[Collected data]
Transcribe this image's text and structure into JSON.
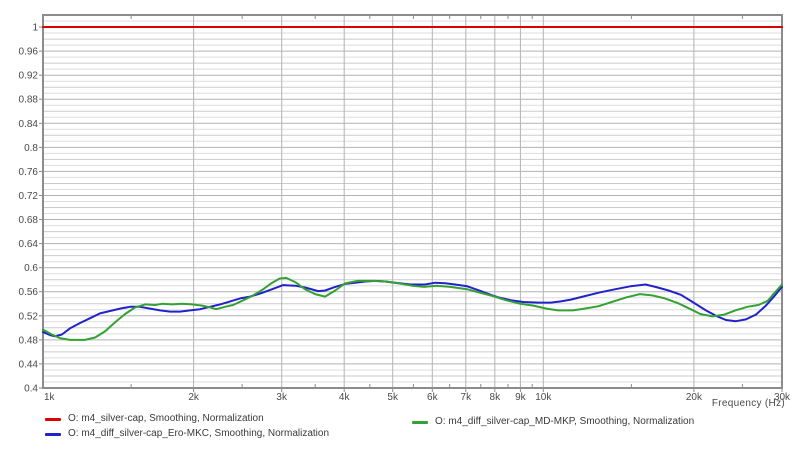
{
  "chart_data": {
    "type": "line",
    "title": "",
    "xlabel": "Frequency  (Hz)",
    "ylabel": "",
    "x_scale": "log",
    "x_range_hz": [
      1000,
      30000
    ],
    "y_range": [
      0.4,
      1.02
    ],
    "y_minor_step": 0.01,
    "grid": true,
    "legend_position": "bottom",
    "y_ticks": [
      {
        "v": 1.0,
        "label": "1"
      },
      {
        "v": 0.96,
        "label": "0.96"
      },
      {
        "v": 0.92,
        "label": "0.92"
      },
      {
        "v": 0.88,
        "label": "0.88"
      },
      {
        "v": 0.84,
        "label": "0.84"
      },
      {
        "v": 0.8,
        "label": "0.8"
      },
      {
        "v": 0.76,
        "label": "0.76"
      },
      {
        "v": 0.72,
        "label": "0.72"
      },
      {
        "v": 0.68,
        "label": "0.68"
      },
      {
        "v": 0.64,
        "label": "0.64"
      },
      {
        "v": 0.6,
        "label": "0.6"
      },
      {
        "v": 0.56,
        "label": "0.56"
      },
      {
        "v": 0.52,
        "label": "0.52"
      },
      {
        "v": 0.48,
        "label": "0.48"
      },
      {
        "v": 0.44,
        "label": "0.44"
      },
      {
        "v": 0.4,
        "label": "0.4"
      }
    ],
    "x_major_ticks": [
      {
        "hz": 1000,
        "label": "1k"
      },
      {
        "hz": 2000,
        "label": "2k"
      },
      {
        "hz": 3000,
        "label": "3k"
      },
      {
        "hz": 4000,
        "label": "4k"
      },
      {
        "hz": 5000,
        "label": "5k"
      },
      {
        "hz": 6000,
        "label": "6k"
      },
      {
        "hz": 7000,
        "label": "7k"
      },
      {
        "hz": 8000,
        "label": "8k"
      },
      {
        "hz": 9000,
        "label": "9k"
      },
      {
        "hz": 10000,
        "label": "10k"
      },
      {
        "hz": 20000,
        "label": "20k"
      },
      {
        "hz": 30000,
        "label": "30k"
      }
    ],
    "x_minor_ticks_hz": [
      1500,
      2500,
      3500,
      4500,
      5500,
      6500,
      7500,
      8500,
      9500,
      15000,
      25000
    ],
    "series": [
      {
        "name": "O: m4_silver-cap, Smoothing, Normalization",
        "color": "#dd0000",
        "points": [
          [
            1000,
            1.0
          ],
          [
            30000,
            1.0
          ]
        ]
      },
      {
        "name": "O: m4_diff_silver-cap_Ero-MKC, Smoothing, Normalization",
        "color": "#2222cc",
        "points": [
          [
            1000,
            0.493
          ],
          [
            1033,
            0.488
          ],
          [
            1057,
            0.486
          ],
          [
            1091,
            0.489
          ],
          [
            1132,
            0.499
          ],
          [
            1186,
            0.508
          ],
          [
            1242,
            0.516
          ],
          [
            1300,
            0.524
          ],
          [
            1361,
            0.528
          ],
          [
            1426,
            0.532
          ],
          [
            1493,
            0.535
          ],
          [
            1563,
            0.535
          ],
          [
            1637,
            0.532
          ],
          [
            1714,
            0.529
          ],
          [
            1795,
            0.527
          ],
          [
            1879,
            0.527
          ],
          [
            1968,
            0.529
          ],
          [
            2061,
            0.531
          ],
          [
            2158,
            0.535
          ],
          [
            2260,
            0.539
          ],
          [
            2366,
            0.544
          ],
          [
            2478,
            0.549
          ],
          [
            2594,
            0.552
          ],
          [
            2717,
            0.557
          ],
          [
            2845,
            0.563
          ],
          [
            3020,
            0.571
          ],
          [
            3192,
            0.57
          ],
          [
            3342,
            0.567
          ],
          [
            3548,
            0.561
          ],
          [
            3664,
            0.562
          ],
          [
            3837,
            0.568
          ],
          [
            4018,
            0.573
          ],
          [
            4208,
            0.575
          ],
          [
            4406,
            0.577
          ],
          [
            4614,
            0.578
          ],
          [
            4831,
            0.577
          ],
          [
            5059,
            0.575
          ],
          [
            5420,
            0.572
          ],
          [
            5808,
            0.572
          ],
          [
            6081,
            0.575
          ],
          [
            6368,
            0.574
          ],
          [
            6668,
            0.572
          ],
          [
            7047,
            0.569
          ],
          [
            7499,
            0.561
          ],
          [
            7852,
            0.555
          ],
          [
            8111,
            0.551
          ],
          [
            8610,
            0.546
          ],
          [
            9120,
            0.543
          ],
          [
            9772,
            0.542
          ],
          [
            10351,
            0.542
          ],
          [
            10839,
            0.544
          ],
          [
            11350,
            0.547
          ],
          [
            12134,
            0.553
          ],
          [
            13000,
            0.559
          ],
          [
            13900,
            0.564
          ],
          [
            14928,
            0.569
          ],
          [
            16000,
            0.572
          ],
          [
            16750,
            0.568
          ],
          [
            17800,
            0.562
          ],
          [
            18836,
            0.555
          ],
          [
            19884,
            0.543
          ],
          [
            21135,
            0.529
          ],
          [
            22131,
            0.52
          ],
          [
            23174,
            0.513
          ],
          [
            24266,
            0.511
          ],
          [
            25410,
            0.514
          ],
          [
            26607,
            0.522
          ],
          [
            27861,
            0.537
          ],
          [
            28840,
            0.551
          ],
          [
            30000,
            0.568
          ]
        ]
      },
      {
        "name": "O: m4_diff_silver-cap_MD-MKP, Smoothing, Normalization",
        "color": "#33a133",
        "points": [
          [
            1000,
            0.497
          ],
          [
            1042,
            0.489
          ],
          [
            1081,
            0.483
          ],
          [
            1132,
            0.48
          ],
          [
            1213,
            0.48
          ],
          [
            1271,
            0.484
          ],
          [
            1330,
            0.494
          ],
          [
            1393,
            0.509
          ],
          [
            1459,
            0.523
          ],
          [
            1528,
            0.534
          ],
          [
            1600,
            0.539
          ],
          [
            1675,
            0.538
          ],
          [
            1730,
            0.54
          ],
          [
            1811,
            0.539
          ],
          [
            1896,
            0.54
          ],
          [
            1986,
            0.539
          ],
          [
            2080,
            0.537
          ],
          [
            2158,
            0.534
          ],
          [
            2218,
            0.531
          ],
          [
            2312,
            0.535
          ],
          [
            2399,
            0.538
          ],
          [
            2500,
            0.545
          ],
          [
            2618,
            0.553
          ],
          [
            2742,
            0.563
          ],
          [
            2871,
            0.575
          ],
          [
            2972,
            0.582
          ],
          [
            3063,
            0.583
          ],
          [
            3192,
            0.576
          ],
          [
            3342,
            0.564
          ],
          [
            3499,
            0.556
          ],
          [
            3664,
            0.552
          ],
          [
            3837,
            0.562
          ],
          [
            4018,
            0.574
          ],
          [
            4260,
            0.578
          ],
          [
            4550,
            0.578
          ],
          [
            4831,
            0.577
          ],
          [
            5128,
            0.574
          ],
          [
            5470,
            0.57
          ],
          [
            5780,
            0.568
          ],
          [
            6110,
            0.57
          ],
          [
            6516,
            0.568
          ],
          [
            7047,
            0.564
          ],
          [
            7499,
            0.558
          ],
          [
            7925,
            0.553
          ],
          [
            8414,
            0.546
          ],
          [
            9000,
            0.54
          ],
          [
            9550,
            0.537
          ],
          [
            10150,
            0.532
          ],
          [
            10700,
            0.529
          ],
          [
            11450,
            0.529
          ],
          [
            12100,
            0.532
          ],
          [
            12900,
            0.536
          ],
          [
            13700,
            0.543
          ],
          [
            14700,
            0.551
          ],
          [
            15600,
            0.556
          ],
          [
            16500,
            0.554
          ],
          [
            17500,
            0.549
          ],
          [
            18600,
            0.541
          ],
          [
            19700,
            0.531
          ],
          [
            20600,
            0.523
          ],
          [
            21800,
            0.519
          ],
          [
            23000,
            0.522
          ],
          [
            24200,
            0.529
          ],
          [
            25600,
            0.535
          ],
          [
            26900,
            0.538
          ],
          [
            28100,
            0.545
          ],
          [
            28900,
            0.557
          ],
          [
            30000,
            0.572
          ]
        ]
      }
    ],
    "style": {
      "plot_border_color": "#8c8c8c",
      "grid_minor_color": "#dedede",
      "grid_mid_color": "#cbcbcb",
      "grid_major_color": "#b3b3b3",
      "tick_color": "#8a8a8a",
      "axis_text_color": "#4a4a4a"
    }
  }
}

## Exercise requirements
Look for the word "name" and return every line where it occurs.

## Task answer
        "name": "O: m4_silver-cap, Smoothing, Normalization",
        "name": "O: m4_diff_silver-cap_Ero-MKC, Smoothing, Normalization",
        "name": "O: m4_diff_silver-cap_MD-MKP, Smoothing, Normalization",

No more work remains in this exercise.